* What is needed *
Read the listing below and copy out every line that holds "plus".

* Stored data *
· · ·

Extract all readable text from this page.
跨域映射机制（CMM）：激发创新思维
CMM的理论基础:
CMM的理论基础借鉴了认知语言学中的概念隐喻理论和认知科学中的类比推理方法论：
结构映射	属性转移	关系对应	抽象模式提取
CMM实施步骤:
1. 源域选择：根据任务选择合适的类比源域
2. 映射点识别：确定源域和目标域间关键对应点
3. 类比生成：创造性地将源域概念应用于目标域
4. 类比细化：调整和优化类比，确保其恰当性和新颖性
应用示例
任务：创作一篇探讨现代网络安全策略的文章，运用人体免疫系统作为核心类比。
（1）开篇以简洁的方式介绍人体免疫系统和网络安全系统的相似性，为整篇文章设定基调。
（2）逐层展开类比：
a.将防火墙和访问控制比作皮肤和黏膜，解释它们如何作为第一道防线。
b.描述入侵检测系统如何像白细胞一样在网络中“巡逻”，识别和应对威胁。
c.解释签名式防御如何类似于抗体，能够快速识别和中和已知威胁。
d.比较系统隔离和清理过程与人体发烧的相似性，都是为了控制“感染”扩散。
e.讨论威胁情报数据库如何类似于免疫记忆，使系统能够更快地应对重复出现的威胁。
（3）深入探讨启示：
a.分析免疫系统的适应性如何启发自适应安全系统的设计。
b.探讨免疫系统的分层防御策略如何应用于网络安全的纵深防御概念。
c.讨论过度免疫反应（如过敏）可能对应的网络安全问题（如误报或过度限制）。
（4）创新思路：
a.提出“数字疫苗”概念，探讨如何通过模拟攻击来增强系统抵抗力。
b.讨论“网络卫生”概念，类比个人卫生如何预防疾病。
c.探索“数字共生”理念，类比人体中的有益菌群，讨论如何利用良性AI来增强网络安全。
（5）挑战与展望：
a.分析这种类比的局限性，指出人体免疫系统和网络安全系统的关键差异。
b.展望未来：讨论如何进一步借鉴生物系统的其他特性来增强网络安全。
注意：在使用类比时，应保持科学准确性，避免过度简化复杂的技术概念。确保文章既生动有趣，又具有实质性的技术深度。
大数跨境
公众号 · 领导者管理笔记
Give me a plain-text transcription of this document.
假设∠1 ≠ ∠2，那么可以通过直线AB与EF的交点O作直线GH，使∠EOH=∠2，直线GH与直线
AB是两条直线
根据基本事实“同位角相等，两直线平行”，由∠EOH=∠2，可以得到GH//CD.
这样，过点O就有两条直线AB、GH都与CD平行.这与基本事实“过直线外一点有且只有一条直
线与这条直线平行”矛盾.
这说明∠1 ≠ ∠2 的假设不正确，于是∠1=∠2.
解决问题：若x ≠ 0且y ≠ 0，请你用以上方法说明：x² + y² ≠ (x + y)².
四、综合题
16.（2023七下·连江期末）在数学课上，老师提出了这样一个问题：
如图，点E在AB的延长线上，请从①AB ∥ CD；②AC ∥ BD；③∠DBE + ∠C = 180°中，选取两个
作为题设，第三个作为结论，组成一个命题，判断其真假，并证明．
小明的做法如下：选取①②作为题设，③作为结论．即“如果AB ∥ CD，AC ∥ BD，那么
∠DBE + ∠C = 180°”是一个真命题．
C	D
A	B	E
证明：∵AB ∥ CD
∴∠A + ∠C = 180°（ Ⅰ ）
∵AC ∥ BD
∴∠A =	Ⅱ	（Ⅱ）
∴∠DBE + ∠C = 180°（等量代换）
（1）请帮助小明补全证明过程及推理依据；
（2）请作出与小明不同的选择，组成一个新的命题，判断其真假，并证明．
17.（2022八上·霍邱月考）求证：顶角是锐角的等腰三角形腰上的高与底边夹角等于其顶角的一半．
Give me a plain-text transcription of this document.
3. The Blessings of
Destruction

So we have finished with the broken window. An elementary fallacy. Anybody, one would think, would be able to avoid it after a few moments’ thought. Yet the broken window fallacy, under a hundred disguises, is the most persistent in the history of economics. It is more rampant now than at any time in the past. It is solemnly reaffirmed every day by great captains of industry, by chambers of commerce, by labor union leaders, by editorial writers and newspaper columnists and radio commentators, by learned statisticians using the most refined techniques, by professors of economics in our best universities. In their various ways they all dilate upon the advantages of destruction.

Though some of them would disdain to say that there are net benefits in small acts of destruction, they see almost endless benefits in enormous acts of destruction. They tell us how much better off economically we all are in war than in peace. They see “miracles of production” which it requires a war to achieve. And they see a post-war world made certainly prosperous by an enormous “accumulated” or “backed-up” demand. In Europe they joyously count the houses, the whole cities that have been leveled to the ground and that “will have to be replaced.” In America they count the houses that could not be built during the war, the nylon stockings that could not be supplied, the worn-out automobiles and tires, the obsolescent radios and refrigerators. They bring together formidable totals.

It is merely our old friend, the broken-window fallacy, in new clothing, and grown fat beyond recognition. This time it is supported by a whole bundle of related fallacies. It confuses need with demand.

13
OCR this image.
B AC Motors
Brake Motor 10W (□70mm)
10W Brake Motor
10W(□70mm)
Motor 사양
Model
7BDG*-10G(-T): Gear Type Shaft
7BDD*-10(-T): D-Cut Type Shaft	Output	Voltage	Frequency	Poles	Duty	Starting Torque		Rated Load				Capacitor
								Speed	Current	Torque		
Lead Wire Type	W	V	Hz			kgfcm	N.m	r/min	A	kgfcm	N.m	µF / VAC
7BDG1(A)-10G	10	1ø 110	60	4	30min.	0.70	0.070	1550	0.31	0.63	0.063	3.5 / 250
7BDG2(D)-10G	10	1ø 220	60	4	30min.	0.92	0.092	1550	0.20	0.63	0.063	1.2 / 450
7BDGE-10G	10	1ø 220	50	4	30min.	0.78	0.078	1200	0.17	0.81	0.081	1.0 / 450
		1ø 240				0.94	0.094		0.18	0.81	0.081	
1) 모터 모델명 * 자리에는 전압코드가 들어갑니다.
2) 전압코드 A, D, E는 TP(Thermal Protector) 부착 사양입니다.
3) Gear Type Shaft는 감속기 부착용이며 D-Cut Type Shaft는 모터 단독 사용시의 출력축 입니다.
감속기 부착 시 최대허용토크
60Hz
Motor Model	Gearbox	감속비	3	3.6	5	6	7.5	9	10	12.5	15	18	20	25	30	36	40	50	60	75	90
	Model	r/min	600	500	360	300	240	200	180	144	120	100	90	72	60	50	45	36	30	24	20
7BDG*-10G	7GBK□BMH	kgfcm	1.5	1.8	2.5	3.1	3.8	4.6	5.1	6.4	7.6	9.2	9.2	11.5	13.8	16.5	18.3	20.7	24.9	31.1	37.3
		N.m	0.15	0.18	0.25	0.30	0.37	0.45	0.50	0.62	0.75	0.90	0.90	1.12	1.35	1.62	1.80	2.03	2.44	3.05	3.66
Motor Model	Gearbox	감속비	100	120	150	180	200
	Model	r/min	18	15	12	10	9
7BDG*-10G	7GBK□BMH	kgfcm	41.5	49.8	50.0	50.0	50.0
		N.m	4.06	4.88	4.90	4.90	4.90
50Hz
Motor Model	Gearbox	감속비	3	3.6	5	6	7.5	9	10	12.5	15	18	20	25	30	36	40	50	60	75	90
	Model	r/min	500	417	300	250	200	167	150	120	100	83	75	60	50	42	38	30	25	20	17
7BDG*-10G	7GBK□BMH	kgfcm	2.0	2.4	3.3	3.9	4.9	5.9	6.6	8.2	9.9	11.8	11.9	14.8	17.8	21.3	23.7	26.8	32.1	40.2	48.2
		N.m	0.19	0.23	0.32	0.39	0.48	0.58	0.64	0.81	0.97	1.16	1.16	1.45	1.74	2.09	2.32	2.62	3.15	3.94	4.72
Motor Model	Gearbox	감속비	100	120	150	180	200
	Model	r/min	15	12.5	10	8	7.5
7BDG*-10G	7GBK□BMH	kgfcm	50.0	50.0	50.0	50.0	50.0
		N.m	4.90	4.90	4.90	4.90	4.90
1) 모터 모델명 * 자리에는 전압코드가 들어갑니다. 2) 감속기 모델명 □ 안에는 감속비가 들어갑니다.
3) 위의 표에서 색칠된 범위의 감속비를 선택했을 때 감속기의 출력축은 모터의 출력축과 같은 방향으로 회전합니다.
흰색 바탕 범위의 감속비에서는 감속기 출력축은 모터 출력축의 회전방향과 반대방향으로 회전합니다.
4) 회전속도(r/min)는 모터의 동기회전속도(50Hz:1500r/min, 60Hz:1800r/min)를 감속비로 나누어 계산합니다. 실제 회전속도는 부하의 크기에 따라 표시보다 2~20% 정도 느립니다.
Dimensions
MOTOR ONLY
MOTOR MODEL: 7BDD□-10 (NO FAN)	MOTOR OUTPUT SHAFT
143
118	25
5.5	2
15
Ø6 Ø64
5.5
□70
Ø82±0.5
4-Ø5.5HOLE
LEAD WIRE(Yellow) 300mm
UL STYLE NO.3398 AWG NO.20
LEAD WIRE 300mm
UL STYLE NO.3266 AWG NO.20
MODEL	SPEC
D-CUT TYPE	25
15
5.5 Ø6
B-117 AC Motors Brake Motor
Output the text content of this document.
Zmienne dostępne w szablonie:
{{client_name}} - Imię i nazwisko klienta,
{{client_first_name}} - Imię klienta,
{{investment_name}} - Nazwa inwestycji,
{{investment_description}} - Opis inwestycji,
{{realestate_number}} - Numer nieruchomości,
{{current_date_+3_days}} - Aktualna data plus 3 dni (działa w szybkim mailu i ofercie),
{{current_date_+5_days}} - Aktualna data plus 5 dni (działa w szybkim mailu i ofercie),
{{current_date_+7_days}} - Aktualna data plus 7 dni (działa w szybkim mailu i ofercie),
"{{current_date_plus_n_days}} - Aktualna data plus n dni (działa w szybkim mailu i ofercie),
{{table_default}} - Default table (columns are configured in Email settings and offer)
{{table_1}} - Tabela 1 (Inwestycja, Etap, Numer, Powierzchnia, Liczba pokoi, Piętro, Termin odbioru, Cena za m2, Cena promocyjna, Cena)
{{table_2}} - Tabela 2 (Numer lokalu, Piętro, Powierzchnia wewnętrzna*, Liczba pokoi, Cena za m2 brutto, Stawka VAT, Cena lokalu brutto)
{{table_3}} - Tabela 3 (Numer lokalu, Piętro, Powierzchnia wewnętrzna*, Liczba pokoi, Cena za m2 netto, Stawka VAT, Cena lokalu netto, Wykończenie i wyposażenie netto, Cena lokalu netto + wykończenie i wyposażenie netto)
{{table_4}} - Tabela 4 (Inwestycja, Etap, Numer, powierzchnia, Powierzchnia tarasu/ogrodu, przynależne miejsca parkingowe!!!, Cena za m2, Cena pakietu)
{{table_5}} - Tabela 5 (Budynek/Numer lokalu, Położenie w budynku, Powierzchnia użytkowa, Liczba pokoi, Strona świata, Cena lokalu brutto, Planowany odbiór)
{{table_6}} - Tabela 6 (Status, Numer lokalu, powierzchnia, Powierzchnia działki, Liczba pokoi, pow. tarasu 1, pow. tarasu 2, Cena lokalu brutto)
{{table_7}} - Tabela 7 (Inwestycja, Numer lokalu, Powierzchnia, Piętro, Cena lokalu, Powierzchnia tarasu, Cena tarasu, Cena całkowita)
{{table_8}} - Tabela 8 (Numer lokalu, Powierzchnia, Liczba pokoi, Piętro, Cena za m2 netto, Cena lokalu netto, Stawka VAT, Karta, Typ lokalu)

· · ·

* Solved exercise *
{{current_date_+3_days}} - Aktualna data plus 3 dni (działa w szybkim mailu i ofercie),
{{current_date_+5_days}} - Aktualna data plus 5 dni (działa w szybkim mailu i ofercie),
{{current_date_+7_days}} - Aktualna data plus 7 dni (działa w szybkim mailu i ofercie),
"{{current_date_plus_n_days}} - Aktualna data plus n dni (działa w szybkim mailu i ofercie),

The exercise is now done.